§ Objective:
Can you repeat, word for word, the lines below from the first one through the line containing "toc-entry-text: Tase — [122, 1073, 830, 1097]", with both of those included?

§ Input rows:
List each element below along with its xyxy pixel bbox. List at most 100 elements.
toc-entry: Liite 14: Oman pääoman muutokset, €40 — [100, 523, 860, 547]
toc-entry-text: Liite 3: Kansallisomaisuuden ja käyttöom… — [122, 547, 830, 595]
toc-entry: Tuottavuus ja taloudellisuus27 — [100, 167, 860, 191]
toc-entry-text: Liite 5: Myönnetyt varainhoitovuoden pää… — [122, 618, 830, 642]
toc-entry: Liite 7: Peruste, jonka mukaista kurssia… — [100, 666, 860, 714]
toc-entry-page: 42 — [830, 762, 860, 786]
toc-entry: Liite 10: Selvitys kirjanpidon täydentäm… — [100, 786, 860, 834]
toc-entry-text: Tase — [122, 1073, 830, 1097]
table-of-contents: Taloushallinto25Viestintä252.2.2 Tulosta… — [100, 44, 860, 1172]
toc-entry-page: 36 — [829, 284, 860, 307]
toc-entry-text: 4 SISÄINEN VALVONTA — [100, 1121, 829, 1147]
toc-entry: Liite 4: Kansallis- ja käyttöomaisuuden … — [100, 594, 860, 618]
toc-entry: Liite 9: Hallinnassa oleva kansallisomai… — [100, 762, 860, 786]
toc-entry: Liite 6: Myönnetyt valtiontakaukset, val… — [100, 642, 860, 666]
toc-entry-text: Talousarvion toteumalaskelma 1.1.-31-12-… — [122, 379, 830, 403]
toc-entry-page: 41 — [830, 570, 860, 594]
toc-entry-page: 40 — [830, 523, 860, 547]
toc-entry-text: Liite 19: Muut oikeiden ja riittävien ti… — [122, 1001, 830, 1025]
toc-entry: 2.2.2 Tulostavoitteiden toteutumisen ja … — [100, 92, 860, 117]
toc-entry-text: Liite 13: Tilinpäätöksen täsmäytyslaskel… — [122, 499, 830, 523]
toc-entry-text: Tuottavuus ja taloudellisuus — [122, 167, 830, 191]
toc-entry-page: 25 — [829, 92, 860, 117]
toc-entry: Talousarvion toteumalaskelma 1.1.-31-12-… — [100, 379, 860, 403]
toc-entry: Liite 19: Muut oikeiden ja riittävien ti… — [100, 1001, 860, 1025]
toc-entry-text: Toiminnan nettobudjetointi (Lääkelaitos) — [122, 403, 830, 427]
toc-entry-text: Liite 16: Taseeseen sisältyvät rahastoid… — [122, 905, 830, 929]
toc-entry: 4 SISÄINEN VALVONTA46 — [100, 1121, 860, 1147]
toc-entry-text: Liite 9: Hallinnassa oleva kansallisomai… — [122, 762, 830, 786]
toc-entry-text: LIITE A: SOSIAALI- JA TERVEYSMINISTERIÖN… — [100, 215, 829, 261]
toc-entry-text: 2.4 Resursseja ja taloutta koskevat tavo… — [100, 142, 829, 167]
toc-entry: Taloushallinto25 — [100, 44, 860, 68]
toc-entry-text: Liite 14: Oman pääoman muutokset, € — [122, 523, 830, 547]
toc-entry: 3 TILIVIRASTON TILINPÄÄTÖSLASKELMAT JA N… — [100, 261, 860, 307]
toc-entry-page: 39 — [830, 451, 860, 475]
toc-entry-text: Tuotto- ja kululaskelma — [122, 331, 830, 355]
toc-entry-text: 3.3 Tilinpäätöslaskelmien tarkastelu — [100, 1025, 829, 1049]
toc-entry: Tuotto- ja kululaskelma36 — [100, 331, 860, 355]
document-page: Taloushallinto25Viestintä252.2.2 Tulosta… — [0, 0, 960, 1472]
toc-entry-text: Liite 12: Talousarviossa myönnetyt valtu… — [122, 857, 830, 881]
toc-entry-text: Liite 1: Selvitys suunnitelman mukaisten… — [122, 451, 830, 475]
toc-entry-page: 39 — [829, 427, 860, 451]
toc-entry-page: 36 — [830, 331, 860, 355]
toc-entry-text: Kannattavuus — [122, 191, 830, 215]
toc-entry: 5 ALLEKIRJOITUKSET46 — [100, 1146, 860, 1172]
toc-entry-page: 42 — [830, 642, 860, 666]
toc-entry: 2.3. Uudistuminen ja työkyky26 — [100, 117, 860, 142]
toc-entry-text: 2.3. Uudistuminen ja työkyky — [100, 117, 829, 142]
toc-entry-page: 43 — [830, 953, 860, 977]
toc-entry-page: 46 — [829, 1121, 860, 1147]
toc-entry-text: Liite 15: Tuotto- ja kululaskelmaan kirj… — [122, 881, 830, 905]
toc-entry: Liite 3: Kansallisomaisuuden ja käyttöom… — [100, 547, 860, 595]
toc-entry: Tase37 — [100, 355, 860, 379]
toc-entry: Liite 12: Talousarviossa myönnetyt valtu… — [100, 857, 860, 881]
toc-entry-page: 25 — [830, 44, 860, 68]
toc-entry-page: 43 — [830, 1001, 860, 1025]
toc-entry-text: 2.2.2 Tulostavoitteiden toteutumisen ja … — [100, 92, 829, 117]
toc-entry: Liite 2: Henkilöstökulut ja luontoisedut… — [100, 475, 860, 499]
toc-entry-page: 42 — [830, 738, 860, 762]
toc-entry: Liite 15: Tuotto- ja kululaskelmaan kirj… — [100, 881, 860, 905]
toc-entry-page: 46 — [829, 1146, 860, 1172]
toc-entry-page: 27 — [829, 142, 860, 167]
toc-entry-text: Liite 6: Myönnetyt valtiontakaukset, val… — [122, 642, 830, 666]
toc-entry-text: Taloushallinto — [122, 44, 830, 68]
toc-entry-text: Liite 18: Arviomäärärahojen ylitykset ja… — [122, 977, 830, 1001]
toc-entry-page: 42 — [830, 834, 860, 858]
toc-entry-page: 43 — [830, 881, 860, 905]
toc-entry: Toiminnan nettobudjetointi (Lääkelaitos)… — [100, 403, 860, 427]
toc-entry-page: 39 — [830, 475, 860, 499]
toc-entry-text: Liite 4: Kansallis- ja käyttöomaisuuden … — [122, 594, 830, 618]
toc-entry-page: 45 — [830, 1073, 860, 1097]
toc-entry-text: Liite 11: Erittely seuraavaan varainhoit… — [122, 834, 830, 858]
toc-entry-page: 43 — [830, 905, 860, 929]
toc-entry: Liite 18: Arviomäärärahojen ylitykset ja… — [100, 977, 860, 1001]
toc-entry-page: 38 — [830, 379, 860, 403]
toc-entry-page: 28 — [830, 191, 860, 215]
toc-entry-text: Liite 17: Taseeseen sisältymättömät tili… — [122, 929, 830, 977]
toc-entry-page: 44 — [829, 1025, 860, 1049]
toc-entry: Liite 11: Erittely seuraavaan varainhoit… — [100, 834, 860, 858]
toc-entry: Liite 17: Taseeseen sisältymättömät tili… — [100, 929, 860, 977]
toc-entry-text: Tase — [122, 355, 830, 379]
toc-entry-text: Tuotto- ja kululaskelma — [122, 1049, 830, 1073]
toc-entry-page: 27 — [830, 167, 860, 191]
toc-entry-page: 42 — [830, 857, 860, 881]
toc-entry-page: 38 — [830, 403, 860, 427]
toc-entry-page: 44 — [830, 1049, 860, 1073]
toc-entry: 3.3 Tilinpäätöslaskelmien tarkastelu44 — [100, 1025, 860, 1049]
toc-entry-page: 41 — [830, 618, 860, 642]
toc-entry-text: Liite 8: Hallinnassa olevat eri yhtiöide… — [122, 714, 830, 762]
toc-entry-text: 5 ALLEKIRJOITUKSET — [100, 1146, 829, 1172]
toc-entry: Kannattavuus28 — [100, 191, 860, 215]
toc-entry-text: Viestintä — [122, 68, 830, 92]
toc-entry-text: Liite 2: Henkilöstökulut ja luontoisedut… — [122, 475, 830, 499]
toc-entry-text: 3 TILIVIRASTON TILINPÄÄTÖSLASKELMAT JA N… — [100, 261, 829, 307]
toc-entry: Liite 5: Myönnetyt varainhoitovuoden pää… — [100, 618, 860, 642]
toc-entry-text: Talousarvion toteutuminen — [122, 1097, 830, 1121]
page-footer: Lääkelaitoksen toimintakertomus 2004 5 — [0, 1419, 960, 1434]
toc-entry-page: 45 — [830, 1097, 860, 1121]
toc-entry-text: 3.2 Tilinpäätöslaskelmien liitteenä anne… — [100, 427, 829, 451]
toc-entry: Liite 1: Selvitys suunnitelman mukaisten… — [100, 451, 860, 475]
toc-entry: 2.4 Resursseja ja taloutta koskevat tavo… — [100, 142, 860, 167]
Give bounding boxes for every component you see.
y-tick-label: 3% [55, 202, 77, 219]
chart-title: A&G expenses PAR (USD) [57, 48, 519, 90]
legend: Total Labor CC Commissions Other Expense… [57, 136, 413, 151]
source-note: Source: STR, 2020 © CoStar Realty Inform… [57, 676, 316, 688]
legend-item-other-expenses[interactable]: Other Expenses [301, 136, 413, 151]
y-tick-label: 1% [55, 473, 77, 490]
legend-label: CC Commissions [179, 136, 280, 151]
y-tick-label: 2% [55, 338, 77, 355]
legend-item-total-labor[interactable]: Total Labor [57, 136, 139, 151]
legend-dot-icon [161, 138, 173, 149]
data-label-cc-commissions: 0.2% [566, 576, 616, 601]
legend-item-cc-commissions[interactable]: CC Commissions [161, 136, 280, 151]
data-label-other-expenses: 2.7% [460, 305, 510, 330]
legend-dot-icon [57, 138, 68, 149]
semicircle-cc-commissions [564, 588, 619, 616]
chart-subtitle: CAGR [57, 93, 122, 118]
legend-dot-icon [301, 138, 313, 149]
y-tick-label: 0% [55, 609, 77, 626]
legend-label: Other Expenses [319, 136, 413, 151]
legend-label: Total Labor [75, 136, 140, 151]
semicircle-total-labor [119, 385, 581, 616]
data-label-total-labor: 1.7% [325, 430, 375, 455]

§ Final answer:
List each element below along with its xyxy pixel bbox. List at most 100 elements.
toc-entry: Liite 14: Oman pääoman muutokset, €40 — [100, 523, 860, 547]
toc-entry-text: Liite 3: Kansallisomaisuuden ja käyttöom… — [122, 547, 830, 595]
toc-entry: Tuottavuus ja taloudellisuus27 — [100, 167, 860, 191]
toc-entry-text: Liite 5: Myönnetyt varainhoitovuoden pää… — [122, 618, 830, 642]
toc-entry: Liite 7: Peruste, jonka mukaista kurssia… — [100, 666, 860, 714]
toc-entry-page: 42 — [830, 762, 860, 786]
toc-entry: Liite 10: Selvitys kirjanpidon täydentäm… — [100, 786, 860, 834]
toc-entry-text: Tase — [122, 1073, 830, 1097]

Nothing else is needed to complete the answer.